- WHAT NEEDS TO BE DONE -
Which lines hold the word "Julgados"? Copy each one.

- LISTED RECORDS -
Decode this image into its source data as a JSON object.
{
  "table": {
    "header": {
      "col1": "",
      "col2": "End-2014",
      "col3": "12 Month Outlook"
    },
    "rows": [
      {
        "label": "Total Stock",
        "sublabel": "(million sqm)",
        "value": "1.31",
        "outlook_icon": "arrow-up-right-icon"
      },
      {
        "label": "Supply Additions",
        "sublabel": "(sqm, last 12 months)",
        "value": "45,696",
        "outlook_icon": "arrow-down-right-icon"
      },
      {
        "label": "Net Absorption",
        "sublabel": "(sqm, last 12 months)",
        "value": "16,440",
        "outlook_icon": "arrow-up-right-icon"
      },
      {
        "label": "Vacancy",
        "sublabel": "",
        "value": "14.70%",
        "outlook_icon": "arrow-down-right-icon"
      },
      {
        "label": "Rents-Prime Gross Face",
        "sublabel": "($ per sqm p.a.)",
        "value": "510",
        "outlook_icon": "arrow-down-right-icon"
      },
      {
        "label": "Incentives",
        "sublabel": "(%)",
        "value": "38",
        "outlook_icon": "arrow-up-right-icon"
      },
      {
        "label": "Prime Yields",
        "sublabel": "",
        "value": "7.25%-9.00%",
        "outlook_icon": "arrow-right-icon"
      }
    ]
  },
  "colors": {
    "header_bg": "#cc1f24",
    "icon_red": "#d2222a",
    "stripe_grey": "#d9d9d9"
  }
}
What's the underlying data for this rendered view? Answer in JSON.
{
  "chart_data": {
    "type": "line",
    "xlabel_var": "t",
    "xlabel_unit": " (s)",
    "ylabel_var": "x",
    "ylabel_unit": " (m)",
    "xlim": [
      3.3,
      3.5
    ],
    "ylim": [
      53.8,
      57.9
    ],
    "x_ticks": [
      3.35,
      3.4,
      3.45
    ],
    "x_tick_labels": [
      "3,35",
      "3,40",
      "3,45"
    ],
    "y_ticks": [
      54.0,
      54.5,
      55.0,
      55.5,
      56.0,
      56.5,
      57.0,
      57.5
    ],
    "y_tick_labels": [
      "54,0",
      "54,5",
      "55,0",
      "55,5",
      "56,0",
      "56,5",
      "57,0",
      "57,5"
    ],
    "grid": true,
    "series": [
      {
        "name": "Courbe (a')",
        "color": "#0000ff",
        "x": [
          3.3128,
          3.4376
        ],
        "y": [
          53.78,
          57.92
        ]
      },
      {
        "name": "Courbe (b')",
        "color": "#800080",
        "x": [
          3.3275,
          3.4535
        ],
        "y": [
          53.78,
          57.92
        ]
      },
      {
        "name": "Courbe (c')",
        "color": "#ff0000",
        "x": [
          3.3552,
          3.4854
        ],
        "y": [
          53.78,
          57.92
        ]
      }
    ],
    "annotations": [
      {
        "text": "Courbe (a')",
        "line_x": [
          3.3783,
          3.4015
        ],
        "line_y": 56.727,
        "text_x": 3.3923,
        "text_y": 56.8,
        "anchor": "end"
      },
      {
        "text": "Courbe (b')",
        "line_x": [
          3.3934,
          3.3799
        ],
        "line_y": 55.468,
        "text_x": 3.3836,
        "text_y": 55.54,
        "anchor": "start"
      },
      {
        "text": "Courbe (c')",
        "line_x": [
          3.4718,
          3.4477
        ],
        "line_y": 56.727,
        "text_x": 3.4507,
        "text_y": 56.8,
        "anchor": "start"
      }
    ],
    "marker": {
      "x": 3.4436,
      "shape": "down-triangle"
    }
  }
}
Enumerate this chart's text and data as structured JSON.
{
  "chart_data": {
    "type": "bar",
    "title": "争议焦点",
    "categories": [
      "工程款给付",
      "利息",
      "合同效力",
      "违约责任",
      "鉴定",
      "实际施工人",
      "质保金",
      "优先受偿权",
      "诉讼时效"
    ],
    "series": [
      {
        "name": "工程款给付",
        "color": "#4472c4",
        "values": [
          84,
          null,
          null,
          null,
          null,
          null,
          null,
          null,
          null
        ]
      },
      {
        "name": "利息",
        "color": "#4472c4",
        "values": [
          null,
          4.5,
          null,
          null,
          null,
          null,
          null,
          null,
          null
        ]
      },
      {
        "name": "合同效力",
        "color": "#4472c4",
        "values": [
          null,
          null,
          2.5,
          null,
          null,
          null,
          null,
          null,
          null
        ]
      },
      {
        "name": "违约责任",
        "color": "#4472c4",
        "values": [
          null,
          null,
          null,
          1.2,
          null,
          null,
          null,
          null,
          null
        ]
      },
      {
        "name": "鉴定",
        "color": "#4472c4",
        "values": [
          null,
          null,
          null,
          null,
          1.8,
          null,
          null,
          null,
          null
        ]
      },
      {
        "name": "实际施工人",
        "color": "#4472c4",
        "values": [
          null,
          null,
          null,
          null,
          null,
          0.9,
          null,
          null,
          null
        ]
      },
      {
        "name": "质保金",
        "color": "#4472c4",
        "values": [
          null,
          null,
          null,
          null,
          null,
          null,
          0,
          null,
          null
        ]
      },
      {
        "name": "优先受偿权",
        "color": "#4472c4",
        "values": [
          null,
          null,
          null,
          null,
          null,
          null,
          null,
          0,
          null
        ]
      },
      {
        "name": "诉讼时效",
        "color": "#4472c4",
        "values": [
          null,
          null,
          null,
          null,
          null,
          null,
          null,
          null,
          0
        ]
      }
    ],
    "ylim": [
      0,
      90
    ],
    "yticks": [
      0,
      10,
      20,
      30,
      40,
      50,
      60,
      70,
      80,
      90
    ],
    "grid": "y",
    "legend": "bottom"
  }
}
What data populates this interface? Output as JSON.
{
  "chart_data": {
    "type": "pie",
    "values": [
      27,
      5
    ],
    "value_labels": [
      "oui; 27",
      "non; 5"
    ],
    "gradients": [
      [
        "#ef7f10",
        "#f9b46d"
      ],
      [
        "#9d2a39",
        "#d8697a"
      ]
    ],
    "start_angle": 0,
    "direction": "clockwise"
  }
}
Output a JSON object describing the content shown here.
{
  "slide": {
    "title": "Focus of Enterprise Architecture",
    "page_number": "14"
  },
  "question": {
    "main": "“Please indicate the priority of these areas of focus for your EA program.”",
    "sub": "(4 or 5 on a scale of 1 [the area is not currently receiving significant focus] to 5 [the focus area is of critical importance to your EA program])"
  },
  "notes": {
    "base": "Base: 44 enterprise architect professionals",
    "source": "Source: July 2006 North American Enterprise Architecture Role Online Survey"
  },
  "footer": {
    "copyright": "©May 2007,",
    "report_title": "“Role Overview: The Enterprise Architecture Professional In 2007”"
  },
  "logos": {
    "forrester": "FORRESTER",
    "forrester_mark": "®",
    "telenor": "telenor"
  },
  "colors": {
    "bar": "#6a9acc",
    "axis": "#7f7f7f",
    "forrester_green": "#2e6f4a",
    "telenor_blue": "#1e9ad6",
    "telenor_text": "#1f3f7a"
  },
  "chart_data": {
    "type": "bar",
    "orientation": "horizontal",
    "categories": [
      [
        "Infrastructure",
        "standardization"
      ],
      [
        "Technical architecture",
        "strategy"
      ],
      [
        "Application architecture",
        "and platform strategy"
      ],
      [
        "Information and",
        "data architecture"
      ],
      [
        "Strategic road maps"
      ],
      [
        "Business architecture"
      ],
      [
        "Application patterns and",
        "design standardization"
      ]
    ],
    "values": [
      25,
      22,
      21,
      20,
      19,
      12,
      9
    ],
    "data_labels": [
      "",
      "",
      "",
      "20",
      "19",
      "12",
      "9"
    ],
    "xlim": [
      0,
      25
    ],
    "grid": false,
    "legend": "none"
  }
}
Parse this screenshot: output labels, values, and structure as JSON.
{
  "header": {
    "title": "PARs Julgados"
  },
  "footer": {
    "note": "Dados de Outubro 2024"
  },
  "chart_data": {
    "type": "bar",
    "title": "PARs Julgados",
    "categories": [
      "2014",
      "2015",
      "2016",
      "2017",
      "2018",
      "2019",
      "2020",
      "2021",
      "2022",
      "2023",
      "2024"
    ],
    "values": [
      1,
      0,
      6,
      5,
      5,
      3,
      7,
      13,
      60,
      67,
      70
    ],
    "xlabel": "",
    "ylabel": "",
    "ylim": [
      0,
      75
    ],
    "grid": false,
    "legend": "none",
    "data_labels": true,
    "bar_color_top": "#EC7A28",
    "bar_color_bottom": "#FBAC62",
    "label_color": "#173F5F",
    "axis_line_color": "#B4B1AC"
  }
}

- ANSWER TO THIS EXERCISE -
    "title": "PARs Julgados"
    "title": "PARs Julgados",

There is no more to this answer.